I would't access the value based on it's order in the map because ordering is not guaranteed. You should give each one a defined number. Then you can access them like:
Object o = map.values().get(id);
to get the first:
Object o = map.values().get(0);
Using JDBC, I have managed to run a query on a database and receive a result set (rs). Using this information, I hope to generate a nested array list.
// Created Array List
public static ArrayList<ArrayList<SessionRecord>> tempSessionOrg = new ArrayList<ArrayList<SessionRecord>>();
The inner list needs to be grouped by the information returned from the first column. And this is all I've got thus far:
while(rs.next()) {
SessionRecord temp = new SessionRecord(rs.getString("SessionID"),rs.getString("NetworkAddress"),rs.getString("EventType"),rs.getString("Time"),rs.getString("Name"),rs.getString("SessionType"),rs.getString("ProcessType"));
}
I've already written a very similar program, with the exception that it places the result set into a single ArrayList without nesting. Unfortunatley, this analagous piece of code hasn't really helped me come up with a solution.
while(rs.next()) {
dbSession.add(new SessionRecord(rs.getString("name"),rs.getString("ParticipantName"),rs.getString("GuestLoggedOnUsername"),rs.getString("GuestMachineName"),rs.getString("inicio"),rs.getString("diferencia")));
}
Any suggestions?
EDIT:
At this point, I have the following two blocks one code.
One:
public static ArrayList<SessionRecord> singleSessionRecords = new ArrayList<SessionRecord>();
public static ArrayList<ArrayList<SessionRecord>> tempSessionOrg = new ArrayList<ArrayList<SessionRecord>>();
Two:
while(rs.next()) {
singleSessionRecords.add(new SessionRecord(rs.getString("SessionID"),rs.getString("NetworkAddress"),rs.getString("EventType"),rs.getString("Time"),rs.getString("Name"),rs.getString("SessionType"),rs.getString("ProcessType")));
}
Map<String, List<SessionRecord>> byID = singleSessionRecords.stream().collect(Collectors.groupingBy(SessionRecord::SessionID));
tempSessionOrg.add((ArrayList<SessionRecord>) Map.values());
I'm receiving a type mismatch error for the Map line and that I can't make a static reference to a non-static method in the final line. The later of the two is easy enough of a fix for me, but I'm not sure how to implement the Map properly.
Are you using Java 8?
If so this could easily be achieved by this code :
Map<String, List<SessionRecord>> byName
= temp.stream()
.collect(Collectors.groupingBy(SessionRecord::name));
In this example I'm grouping the sessionRecords by name, you can easily change this to fit your grouping needs.

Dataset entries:
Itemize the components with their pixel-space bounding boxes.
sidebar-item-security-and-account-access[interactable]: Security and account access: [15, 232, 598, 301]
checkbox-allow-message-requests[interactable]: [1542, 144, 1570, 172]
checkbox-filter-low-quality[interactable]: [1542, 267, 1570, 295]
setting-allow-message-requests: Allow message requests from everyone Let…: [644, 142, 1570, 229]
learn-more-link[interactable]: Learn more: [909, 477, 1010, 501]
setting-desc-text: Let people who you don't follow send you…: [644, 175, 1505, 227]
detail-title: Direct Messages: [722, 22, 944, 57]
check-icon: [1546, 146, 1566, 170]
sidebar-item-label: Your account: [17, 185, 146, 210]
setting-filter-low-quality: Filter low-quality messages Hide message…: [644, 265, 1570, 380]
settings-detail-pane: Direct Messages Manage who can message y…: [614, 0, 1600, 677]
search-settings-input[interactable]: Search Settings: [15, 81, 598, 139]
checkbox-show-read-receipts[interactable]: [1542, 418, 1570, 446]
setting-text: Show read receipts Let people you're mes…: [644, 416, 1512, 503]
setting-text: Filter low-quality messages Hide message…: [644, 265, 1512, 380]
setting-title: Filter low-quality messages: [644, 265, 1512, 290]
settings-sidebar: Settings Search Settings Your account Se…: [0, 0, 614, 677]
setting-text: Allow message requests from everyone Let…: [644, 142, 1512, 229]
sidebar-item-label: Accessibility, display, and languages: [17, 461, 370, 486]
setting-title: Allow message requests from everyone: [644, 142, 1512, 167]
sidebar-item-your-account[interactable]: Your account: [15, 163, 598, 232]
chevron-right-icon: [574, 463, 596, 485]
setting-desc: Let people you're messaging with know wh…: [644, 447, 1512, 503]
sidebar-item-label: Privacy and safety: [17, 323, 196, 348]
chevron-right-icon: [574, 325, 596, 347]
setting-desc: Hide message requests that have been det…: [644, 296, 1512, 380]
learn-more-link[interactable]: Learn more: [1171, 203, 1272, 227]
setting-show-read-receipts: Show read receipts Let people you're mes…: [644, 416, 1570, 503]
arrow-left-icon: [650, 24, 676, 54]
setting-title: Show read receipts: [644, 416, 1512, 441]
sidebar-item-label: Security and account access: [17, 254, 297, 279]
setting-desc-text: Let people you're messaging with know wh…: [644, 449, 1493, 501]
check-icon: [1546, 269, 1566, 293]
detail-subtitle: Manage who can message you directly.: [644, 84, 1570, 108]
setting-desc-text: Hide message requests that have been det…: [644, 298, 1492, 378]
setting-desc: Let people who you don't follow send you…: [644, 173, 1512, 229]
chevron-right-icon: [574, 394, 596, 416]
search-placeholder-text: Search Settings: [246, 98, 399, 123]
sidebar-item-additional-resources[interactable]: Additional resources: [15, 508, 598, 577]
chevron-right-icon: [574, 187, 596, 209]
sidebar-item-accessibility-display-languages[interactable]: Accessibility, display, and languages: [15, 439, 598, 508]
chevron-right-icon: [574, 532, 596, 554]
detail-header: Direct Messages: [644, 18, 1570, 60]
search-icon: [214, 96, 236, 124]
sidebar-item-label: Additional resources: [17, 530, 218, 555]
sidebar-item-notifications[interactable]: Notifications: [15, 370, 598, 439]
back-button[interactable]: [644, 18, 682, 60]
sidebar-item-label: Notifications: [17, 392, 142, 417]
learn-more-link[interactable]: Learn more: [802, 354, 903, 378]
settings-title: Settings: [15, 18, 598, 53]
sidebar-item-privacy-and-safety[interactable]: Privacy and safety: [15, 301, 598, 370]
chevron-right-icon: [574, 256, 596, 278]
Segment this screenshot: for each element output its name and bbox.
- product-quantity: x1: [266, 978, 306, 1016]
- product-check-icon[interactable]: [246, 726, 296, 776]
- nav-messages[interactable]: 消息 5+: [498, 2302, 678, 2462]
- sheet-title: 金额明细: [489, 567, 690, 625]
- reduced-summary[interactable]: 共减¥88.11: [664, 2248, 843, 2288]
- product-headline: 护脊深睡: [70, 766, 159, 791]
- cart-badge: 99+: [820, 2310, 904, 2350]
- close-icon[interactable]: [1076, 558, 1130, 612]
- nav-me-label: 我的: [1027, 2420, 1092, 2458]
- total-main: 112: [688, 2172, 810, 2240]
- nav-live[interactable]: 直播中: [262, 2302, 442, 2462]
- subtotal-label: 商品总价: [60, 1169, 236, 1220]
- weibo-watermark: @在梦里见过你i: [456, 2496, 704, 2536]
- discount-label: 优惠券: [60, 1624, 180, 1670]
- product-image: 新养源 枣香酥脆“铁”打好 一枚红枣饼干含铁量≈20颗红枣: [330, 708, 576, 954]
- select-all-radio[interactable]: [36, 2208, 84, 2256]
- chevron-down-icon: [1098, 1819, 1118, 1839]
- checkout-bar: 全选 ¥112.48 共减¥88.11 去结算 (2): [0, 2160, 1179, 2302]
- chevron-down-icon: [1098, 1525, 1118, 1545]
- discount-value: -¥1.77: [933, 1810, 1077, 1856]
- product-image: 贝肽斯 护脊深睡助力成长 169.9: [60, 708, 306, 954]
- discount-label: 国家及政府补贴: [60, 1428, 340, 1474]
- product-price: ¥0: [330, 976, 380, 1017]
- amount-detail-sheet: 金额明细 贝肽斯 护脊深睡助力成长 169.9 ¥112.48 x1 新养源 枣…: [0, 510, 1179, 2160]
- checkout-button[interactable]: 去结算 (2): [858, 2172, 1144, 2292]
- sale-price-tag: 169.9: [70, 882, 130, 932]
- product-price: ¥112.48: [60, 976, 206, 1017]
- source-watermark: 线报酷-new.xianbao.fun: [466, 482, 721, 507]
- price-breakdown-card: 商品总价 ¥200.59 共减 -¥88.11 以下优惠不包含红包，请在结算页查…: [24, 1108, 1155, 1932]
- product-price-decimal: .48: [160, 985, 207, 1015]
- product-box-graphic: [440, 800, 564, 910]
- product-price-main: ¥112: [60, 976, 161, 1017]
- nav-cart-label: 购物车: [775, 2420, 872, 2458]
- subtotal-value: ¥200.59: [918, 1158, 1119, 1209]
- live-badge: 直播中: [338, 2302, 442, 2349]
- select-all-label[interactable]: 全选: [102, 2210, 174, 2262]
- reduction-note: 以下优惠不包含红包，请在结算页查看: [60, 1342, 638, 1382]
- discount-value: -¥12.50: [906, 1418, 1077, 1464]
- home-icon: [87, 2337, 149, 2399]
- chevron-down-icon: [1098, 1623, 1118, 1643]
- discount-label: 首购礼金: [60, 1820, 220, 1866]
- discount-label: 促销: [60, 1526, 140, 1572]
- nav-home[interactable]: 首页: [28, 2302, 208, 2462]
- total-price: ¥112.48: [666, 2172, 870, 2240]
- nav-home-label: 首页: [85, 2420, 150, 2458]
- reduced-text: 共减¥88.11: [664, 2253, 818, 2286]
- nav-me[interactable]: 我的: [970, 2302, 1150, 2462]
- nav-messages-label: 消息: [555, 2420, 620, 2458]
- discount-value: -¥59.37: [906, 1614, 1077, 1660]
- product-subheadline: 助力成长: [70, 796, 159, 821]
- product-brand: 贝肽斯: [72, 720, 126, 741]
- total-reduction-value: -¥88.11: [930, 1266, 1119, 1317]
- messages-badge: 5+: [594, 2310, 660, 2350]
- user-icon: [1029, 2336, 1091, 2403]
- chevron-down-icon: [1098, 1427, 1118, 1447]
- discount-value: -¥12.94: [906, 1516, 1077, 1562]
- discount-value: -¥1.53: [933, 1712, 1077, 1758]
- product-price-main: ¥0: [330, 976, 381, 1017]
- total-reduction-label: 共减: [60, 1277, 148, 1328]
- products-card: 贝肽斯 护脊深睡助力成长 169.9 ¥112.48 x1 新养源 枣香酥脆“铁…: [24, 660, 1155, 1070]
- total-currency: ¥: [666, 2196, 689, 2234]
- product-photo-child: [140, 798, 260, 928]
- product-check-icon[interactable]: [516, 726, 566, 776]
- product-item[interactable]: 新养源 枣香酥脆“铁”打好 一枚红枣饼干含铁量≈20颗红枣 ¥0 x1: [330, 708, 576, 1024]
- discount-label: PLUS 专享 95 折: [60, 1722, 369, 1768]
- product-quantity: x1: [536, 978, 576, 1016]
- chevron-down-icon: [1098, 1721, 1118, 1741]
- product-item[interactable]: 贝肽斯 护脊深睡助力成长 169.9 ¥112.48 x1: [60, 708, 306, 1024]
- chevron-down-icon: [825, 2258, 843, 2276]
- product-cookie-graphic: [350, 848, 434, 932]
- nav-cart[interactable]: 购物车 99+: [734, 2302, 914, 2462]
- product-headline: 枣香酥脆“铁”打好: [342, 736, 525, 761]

**Tasks to carry out:**
(1) Reproduce the JDBC text starting at "If so this could" and ending at "your grouping needs.".
(2) In the JDBC text, what kind of error does the asker get for the Map line?
(3) In the JDBC text, list every column name passed to rs.getString in the statement that begins "SessionRecord temp".

**Answers in order:**
(1)
If so this could easily be achieved by this code :
Map<String, List<SessionRecord>> byName
= temp.stream()
.collect(Collectors.groupingBy(SessionRecord::name));
In this example I'm grouping the sessionRecords by name, you can easily change this to fit your grouping needs.

(2) A type mismatch error.

(3) SessionID, NetworkAddress, EventType, Time, Name, SessionType, ProcessType